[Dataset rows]
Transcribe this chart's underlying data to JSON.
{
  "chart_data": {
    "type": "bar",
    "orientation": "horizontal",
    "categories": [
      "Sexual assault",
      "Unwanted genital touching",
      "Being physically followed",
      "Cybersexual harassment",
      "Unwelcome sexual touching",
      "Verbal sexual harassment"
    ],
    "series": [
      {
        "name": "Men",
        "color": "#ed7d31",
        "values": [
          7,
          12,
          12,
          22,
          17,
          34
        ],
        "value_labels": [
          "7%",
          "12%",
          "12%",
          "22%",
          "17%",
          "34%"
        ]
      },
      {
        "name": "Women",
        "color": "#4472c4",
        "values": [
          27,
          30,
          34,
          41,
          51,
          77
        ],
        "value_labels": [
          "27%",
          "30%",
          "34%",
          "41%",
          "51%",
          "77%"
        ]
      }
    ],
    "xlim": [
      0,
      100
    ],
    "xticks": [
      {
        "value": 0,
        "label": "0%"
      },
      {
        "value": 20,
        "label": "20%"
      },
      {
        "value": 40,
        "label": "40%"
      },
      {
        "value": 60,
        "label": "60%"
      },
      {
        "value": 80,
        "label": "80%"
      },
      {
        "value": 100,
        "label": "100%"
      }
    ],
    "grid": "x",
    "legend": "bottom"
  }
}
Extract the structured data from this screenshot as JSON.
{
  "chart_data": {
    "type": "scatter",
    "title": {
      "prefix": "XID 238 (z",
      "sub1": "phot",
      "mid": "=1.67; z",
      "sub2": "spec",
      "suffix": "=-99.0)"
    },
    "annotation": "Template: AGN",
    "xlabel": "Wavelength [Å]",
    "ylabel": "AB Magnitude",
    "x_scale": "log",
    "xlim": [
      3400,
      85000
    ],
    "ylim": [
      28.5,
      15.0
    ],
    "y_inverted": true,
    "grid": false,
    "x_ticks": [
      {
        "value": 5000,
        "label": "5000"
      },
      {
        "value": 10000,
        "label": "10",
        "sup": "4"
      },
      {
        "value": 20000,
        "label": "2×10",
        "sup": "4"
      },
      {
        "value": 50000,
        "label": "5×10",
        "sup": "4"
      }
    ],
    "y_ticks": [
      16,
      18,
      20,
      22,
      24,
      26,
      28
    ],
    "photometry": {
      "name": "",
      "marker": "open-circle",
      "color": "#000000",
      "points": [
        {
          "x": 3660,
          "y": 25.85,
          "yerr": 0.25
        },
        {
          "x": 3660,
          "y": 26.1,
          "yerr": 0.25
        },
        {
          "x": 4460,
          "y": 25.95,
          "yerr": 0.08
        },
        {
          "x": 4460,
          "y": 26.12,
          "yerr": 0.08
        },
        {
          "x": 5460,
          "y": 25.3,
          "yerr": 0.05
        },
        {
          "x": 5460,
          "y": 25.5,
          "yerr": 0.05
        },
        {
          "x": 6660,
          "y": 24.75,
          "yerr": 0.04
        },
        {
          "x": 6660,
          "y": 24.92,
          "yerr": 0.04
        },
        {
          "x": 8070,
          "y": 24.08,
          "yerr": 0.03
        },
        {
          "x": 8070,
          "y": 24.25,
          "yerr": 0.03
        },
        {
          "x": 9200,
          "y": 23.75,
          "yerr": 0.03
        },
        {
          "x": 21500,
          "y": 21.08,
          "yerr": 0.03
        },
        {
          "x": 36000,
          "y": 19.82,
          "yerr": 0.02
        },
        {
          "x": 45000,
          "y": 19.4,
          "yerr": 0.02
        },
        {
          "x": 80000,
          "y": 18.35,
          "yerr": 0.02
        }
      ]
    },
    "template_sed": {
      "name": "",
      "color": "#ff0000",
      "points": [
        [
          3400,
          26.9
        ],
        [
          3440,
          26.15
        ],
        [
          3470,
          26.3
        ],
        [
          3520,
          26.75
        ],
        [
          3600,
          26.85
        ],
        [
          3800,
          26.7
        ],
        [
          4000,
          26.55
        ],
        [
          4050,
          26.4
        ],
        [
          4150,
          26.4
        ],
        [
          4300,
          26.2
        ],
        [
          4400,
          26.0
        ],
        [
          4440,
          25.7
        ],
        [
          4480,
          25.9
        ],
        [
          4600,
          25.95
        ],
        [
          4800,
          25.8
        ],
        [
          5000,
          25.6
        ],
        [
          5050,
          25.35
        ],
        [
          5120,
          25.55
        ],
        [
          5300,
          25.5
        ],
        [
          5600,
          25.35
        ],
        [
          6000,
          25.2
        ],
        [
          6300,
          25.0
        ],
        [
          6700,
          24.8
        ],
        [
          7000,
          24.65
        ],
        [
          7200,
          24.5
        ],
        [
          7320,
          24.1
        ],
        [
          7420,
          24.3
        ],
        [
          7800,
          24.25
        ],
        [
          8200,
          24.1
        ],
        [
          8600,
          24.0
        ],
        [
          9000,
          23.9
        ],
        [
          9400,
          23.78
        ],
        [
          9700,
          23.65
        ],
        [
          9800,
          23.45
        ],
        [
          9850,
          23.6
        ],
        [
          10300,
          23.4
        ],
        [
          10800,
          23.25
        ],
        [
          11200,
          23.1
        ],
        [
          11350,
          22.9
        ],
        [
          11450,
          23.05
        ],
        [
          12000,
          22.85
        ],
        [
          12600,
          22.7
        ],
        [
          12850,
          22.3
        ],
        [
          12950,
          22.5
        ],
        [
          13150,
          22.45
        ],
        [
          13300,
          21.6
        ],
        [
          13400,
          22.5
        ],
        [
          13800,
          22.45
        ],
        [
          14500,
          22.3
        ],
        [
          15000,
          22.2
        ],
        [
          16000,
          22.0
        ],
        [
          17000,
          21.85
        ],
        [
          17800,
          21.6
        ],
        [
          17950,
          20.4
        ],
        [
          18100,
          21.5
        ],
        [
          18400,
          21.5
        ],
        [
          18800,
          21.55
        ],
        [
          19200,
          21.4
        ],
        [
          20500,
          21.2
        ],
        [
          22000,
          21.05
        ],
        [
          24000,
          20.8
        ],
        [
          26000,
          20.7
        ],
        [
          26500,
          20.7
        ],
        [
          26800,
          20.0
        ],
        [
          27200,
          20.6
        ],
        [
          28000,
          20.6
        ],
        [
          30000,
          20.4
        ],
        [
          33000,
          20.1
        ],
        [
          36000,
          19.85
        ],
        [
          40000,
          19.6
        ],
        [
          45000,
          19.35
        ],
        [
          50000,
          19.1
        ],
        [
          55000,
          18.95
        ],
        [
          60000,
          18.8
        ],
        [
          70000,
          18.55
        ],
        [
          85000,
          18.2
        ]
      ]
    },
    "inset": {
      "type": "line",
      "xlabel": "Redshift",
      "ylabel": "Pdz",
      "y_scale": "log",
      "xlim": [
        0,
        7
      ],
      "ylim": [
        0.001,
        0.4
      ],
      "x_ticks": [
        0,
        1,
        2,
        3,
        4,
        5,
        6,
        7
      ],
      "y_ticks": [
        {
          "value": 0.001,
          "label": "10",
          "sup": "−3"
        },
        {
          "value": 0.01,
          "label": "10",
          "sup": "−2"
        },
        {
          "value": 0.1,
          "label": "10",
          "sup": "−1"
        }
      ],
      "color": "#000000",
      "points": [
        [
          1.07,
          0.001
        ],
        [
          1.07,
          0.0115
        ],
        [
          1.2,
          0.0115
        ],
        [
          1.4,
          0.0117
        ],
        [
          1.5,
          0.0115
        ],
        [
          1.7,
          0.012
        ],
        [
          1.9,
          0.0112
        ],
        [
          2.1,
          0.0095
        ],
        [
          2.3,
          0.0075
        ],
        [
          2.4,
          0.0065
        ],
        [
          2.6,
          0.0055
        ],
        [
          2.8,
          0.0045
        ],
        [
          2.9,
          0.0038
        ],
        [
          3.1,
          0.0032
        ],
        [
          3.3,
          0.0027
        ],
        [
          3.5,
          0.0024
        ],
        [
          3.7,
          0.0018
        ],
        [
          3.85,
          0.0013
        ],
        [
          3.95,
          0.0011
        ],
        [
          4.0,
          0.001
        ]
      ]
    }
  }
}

» **The request**: Pick out every line holding the string "this" and return it.

» **Output below**:
Transcribe this chart's underlying data to JSON.
Extract the structured data from this screenshot as JSON.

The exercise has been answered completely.